EXERCISE ▸
Only the number is wanted: how many lines of these entries contain the word "Dewpoint"?

::::::::

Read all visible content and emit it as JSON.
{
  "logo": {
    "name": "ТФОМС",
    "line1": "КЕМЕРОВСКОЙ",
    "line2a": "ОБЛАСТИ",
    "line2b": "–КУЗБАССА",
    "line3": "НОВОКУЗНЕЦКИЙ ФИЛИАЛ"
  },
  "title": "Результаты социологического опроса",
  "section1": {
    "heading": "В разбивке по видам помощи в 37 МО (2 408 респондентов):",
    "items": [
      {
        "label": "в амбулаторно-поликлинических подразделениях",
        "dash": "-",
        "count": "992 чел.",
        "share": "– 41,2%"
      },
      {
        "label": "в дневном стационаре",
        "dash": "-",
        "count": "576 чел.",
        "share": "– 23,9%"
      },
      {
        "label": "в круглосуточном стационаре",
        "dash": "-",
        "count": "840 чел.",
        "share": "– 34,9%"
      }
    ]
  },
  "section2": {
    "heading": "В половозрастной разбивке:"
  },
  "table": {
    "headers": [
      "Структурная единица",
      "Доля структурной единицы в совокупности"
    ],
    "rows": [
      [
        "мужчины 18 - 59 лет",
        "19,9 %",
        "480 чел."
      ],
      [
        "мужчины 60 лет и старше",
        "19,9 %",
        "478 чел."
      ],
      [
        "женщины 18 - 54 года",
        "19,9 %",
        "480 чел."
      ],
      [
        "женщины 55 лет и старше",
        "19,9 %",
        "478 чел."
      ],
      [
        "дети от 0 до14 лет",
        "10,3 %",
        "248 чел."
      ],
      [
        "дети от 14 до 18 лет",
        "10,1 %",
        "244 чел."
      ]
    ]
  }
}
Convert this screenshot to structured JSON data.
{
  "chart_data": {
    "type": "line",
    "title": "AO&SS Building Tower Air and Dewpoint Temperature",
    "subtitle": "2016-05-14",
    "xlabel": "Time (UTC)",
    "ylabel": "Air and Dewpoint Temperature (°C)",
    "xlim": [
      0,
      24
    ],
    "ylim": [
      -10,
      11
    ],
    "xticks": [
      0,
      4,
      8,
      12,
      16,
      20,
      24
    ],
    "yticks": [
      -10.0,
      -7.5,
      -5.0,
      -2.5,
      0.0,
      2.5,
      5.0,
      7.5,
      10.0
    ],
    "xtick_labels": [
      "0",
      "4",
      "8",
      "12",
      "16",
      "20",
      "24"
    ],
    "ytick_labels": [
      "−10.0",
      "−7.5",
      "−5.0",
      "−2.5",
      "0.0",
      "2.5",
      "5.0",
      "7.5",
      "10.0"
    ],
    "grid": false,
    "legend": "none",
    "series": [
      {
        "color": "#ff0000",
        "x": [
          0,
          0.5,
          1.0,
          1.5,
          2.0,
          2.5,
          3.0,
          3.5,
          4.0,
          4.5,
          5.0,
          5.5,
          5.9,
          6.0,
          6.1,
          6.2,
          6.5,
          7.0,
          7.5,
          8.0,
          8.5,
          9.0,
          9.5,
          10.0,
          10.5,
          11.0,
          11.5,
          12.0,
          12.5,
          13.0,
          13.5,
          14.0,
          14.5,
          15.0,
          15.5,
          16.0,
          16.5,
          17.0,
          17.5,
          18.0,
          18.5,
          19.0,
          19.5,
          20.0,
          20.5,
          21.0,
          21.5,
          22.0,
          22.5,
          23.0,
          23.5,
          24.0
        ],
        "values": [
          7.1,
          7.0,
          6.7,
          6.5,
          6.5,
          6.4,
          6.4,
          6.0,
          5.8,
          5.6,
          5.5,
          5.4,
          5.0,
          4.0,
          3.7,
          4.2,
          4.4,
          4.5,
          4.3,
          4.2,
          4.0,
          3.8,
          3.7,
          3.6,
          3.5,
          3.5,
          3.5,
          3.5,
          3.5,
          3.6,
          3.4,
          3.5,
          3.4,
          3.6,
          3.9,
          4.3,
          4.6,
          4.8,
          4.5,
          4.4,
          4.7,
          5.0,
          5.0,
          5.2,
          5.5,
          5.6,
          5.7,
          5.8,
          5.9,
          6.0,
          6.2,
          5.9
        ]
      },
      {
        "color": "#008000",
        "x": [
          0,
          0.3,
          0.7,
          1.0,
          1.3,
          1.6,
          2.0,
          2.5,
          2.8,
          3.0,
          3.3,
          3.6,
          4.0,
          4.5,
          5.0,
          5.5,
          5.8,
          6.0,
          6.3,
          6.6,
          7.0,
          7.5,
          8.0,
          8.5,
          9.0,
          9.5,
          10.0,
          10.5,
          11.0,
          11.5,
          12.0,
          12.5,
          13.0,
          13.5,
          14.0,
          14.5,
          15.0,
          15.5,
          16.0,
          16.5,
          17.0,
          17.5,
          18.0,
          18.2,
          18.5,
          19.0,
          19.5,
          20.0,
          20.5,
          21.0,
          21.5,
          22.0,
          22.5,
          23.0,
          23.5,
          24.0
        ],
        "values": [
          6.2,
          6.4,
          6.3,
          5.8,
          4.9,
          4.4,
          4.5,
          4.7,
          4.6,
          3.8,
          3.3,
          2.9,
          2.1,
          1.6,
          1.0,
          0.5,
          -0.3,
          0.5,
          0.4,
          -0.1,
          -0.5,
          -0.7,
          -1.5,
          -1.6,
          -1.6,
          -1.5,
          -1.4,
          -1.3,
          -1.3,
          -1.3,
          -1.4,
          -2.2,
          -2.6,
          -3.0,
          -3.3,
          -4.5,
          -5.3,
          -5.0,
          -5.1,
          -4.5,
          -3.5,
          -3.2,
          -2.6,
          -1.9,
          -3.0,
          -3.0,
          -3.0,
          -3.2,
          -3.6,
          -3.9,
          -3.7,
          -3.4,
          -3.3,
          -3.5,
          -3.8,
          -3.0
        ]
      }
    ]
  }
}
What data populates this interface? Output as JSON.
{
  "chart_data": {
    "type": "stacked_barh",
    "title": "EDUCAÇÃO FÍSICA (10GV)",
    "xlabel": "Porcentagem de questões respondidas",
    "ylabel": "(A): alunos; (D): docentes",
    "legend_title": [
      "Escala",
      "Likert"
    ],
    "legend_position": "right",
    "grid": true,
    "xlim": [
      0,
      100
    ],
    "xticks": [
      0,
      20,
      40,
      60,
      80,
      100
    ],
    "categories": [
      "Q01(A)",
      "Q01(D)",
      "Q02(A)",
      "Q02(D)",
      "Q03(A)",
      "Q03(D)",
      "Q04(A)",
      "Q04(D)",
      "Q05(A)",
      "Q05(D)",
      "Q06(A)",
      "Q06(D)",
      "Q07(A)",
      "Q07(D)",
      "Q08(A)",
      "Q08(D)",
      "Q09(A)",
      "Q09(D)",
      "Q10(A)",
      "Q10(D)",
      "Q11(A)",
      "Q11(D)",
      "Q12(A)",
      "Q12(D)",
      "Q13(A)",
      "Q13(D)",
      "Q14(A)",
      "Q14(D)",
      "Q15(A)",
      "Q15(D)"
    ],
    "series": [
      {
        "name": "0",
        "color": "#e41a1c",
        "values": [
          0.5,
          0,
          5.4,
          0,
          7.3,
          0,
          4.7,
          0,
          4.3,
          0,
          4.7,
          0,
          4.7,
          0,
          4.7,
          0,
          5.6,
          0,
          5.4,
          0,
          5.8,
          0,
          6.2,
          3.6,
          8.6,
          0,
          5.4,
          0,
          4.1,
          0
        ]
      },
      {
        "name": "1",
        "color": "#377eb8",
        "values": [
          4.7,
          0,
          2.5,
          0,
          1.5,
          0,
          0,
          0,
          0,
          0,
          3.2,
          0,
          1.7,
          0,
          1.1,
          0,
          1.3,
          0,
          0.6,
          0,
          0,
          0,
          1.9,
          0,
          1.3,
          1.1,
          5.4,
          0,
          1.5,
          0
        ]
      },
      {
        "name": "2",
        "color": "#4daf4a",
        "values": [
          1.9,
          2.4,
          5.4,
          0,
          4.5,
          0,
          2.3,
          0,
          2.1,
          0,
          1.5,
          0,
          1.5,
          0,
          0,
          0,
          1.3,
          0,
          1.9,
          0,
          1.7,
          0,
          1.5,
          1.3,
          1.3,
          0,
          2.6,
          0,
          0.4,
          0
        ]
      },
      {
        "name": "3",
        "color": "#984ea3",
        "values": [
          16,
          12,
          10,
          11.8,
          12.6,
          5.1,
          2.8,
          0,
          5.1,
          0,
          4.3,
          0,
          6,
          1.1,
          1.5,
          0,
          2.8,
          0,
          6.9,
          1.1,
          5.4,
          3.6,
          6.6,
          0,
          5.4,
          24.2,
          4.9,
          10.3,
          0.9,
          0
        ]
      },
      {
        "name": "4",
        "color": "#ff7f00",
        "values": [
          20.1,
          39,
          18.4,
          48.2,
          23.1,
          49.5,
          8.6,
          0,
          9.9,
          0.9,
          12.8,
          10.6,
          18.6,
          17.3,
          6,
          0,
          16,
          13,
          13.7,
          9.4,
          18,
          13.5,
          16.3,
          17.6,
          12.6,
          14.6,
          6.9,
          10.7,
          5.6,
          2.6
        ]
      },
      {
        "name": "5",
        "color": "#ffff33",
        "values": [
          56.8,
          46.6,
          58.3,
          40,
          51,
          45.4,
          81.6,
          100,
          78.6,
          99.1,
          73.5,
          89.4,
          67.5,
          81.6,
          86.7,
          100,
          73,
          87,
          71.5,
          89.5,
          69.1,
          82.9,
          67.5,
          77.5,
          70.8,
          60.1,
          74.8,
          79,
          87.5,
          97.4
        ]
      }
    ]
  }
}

::::::::

EXPECTED ANSWER ▸
2